### PROBLEM DESCRIPTION
Repeat, exactly and in full, the lines of the listing below, but without any pictures.

### DATASET ENTRIES
++++++++++++++++++++
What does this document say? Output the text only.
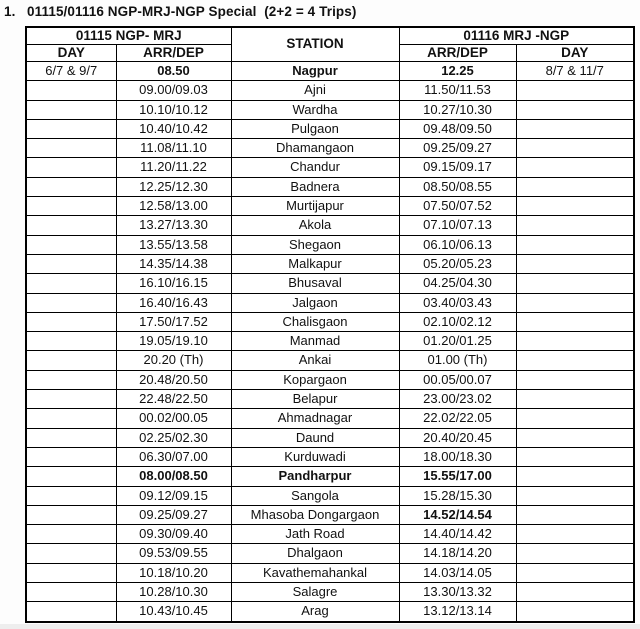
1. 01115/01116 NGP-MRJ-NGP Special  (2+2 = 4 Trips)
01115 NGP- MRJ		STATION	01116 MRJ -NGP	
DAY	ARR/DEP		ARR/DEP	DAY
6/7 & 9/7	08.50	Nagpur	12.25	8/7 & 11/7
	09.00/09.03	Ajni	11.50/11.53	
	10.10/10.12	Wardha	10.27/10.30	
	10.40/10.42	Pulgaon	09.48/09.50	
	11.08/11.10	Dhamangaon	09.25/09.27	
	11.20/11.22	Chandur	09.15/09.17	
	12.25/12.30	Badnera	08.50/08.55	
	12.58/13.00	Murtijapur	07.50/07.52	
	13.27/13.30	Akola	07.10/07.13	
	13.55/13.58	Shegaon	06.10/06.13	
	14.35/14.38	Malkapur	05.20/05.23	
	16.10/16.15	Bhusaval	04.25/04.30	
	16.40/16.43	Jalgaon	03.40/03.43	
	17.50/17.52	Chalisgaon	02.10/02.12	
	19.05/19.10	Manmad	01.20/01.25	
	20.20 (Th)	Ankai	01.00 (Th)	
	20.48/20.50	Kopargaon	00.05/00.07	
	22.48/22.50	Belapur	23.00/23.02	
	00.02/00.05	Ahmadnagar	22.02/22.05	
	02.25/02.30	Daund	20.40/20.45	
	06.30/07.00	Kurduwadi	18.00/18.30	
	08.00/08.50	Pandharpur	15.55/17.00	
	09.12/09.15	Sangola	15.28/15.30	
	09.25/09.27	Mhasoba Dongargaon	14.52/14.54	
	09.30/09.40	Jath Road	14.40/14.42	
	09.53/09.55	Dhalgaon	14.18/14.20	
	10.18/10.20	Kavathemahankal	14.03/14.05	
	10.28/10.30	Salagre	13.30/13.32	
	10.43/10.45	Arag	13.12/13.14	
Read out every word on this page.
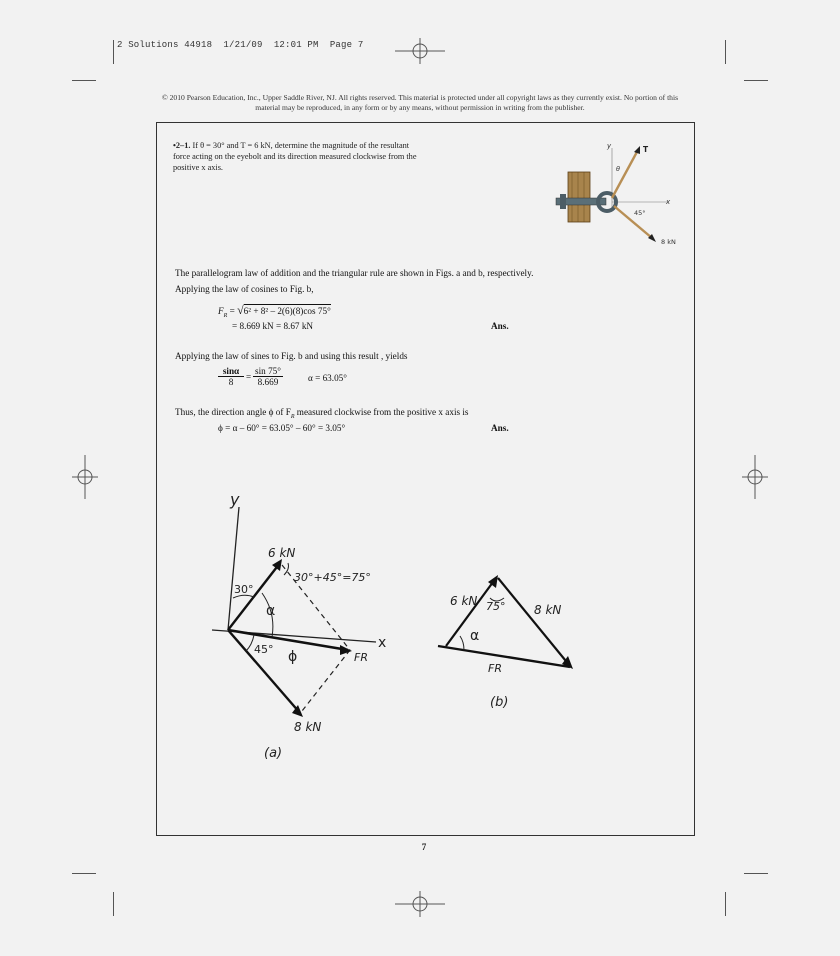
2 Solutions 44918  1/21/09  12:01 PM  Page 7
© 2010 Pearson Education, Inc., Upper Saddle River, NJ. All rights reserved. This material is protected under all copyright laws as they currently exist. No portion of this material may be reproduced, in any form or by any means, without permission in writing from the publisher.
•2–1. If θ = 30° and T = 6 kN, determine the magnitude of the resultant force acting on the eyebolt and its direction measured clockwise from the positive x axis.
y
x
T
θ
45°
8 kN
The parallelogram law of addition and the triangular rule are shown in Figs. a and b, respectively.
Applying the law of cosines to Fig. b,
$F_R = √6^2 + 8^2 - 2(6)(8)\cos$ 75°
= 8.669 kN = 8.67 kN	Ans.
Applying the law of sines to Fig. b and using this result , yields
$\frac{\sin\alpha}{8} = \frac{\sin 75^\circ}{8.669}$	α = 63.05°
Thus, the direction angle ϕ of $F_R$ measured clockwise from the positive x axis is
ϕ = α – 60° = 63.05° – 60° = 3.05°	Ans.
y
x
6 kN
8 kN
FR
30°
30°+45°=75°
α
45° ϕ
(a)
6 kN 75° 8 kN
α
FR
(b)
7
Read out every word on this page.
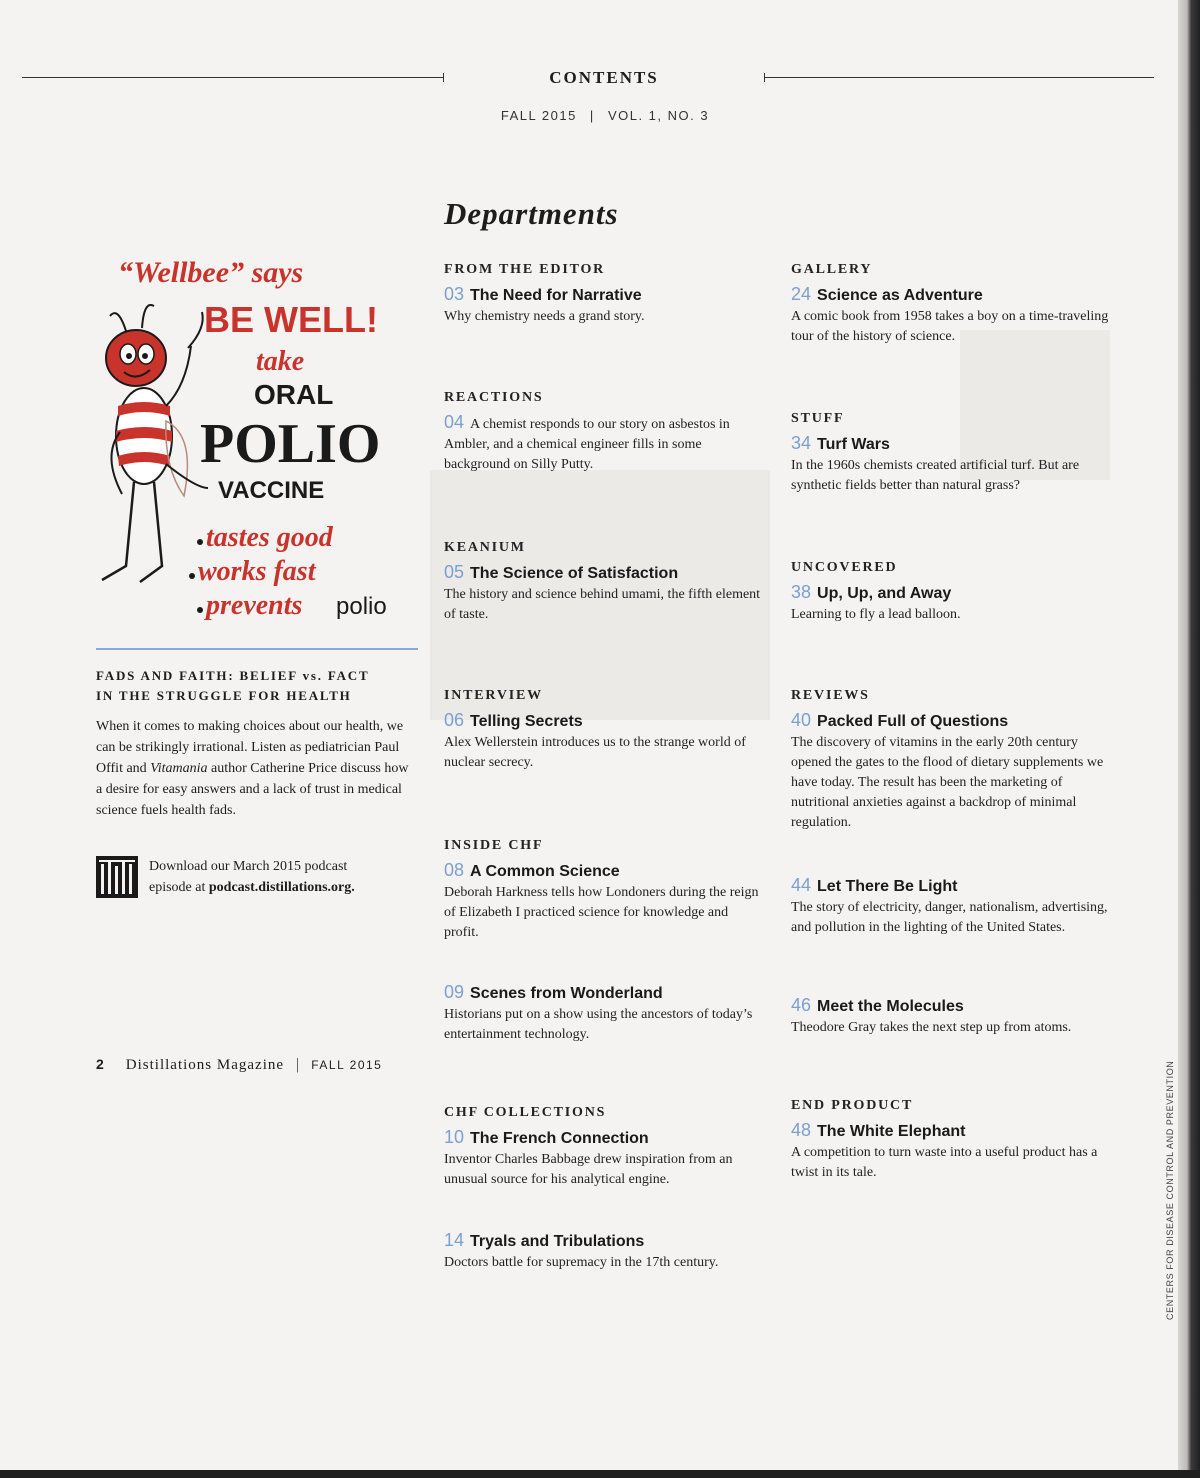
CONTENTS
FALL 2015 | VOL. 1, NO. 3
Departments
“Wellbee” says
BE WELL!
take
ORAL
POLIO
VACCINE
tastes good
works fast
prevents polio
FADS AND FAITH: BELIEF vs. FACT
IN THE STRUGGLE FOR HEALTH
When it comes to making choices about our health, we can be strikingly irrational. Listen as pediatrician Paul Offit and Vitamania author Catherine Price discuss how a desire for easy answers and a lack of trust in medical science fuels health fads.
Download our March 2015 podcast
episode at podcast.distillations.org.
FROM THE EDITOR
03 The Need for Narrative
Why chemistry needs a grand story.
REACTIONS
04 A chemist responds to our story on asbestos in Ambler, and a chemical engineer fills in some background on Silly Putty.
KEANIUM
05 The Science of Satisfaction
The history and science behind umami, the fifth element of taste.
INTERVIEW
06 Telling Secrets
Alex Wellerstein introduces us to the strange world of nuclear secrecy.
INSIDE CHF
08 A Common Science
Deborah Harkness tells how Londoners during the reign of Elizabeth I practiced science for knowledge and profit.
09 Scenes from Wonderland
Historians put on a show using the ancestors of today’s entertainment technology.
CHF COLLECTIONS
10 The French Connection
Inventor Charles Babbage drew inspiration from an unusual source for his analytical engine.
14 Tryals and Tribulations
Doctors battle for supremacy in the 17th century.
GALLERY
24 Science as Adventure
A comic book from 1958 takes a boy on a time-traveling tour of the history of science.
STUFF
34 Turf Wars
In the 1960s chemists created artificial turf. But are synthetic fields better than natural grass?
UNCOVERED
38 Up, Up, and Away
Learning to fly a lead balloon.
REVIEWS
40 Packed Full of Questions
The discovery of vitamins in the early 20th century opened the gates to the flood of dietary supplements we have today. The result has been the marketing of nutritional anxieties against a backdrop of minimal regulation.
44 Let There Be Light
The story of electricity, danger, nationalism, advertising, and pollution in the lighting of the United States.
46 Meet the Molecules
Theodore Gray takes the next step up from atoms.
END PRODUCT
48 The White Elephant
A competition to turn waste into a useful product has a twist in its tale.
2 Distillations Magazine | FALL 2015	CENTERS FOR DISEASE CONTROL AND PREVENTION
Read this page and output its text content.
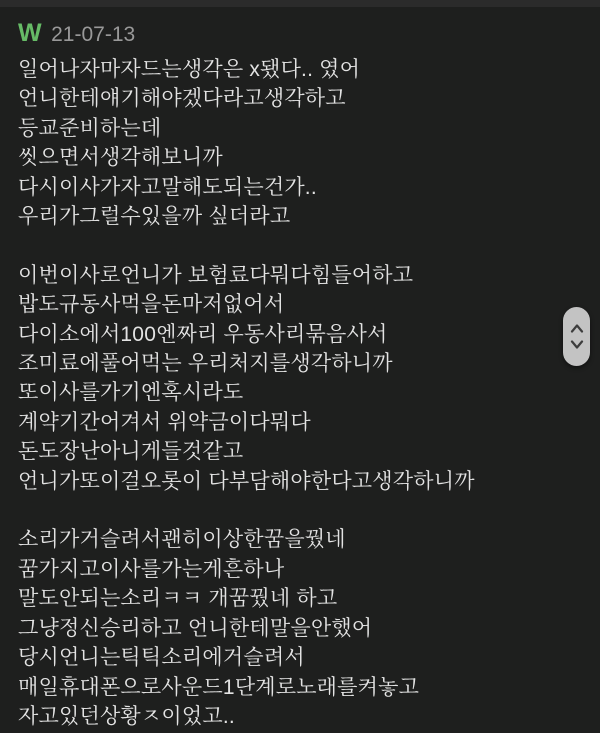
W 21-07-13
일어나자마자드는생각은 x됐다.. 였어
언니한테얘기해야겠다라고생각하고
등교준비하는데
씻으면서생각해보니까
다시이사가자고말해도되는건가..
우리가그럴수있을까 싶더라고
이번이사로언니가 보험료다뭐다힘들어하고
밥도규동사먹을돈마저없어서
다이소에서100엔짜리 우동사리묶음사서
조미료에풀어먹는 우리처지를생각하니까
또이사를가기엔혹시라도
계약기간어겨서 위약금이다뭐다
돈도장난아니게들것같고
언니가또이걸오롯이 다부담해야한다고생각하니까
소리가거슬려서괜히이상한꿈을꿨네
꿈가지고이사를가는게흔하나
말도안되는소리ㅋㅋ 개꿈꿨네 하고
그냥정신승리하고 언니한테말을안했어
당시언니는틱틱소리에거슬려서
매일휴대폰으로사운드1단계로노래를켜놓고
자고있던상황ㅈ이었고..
++++++++++++++++++++
### ANSWER TO THE TASK
What does this document say? Output the text only.
1. 01115/01116 NGP-MRJ-NGP Special  (2+2 = 4 Trips)
01115 NGP- MRJ		STATION	01116 MRJ -NGP	
DAY	ARR/DEP		ARR/DEP	DAY
6/7 & 9/7	08.50	Nagpur	12.25	8/7 & 11/7
	09.00/09.03	Ajni	11.50/11.53	
	10.10/10.12	Wardha	10.27/10.30	
	10.40/10.42	Pulgaon	09.48/09.50	
	11.08/11.10	Dhamangaon	09.25/09.27	
	11.20/11.22	Chandur	09.15/09.17	
	12.25/12.30	Badnera	08.50/08.55	
	12.58/13.00	Murtijapur	07.50/07.52	
	13.27/13.30	Akola	07.10/07.13	
	13.55/13.58	Shegaon	06.10/06.13	
	14.35/14.38	Malkapur	05.20/05.23	
	16.10/16.15	Bhusaval	04.25/04.30	
	16.40/16.43	Jalgaon	03.40/03.43	
	17.50/17.52	Chalisgaon	02.10/02.12	
	19.05/19.10	Manmad	01.20/01.25	
	20.20 (Th)	Ankai	01.00 (Th)	
	20.48/20.50	Kopargaon	00.05/00.07	
	22.48/22.50	Belapur	23.00/23.02	
	00.02/00.05	Ahmadnagar	22.02/22.05	
	02.25/02.30	Daund	20.40/20.45	
	06.30/07.00	Kurduwadi	18.00/18.30	
	08.00/08.50	Pandharpur	15.55/17.00	
	09.12/09.15	Sangola	15.28/15.30	
	09.25/09.27	Mhasoba Dongargaon	14.52/14.54	
	09.30/09.40	Jath Road	14.40/14.42	
	09.53/09.55	Dhalgaon	14.18/14.20	
	10.18/10.20	Kavathemahankal	14.03/14.05	
	10.28/10.30	Salagre	13.30/13.32	
	10.43/10.45	Arag	13.12/13.14	
Read out every word on this page.
2 Solutions 44918  1/21/09  12:01 PM  Page 7
© 2010 Pearson Education, Inc., Upper Saddle River, NJ. All rights reserved. This material is protected under all copyright laws as they currently exist. No portion of this material may be reproduced, in any form or by any means, without permission in writing from the publisher.
•2–1. If θ = 30° and T = 6 kN, determine the magnitude of the resultant force acting on the eyebolt and its direction measured clockwise from the positive x axis.
y
x
T
θ
45°
8 kN
The parallelogram law of addition and the triangular rule are shown in Figs. a and b, respectively.
Applying the law of cosines to Fig. b,
$F_R = √6^2 + 8^2 - 2(6)(8)\cos$ 75°
= 8.669 kN = 8.67 kN	Ans.
Applying the law of sines to Fig. b and using this result , yields
$\frac{\sin\alpha}{8} = \frac{\sin 75^\circ}{8.669}$	α = 63.05°
Thus, the direction angle ϕ of $F_R$ measured clockwise from the positive x axis is
ϕ = α – 60° = 63.05° – 60° = 3.05°	Ans.
y
x
6 kN
8 kN
FR
30°
30°+45°=75°
α
45° ϕ
(a)
6 kN 75° 8 kN
α
FR
(b)
7
Read out every word on this page.
CONTENTS
FALL 2015 | VOL. 1, NO. 3
Departments
“Wellbee” says
BE WELL!
take
ORAL
POLIO
VACCINE
tastes good
works fast
prevents polio
FADS AND FAITH: BELIEF vs. FACT
IN THE STRUGGLE FOR HEALTH
When it comes to making choices about our health, we can be strikingly irrational. Listen as pediatrician Paul Offit and Vitamania author Catherine Price discuss how a desire for easy answers and a lack of trust in medical science fuels health fads.
Download our March 2015 podcast
episode at podcast.distillations.org.
FROM THE EDITOR
03 The Need for Narrative
Why chemistry needs a grand story.
REACTIONS
04 A chemist responds to our story on asbestos in Ambler, and a chemical engineer fills in some background on Silly Putty.
KEANIUM
05 The Science of Satisfaction
The history and science behind umami, the fifth element of taste.
INTERVIEW
06 Telling Secrets
Alex Wellerstein introduces us to the strange world of nuclear secrecy.
INSIDE CHF
08 A Common Science
Deborah Harkness tells how Londoners during the reign of Elizabeth I practiced science for knowledge and profit.
09 Scenes from Wonderland
Historians put on a show using the ancestors of today’s entertainment technology.
CHF COLLECTIONS
10 The French Connection
Inventor Charles Babbage drew inspiration from an unusual source for his analytical engine.
14 Tryals and Tribulations
Doctors battle for supremacy in the 17th century.
GALLERY
24 Science as Adventure
A comic book from 1958 takes a boy on a time-traveling tour of the history of science.
STUFF
34 Turf Wars
In the 1960s chemists created artificial turf. But are synthetic fields better than natural grass?
UNCOVERED
38 Up, Up, and Away
Learning to fly a lead balloon.
REVIEWS
40 Packed Full of Questions
The discovery of vitamins in the early 20th century opened the gates to the flood of dietary supplements we have today. The result has been the marketing of nutritional anxieties against a backdrop of minimal regulation.
44 Let There Be Light
The story of electricity, danger, nationalism, advertising, and pollution in the lighting of the United States.
46 Meet the Molecules
Theodore Gray takes the next step up from atoms.
END PRODUCT
48 The White Elephant
A competition to turn waste into a useful product has a twist in its tale.
2 Distillations Magazine | FALL 2015	CENTERS FOR DISEASE CONTROL AND PREVENTION
Read this page and output its text content.
W 21-07-13
일어나자마자드는생각은 x됐다.. 였어
언니한테얘기해야겠다라고생각하고
등교준비하는데
씻으면서생각해보니까
다시이사가자고말해도되는건가..
우리가그럴수있을까 싶더라고
이번이사로언니가 보험료다뭐다힘들어하고
밥도규동사먹을돈마저없어서
다이소에서100엔짜리 우동사리묶음사서
조미료에풀어먹는 우리처지를생각하니까
또이사를가기엔혹시라도
계약기간어겨서 위약금이다뭐다
돈도장난아니게들것같고
언니가또이걸오롯이 다부담해야한다고생각하니까
소리가거슬려서괜히이상한꿈을꿨네
꿈가지고이사를가는게흔하나
말도안되는소리ㅋㅋ 개꿈꿨네 하고
그냥정신승리하고 언니한테말을안했어
당시언니는틱틱소리에거슬려서
매일휴대폰으로사운드1단계로노래를켜놓고
자고있던상황ㅈ이었고..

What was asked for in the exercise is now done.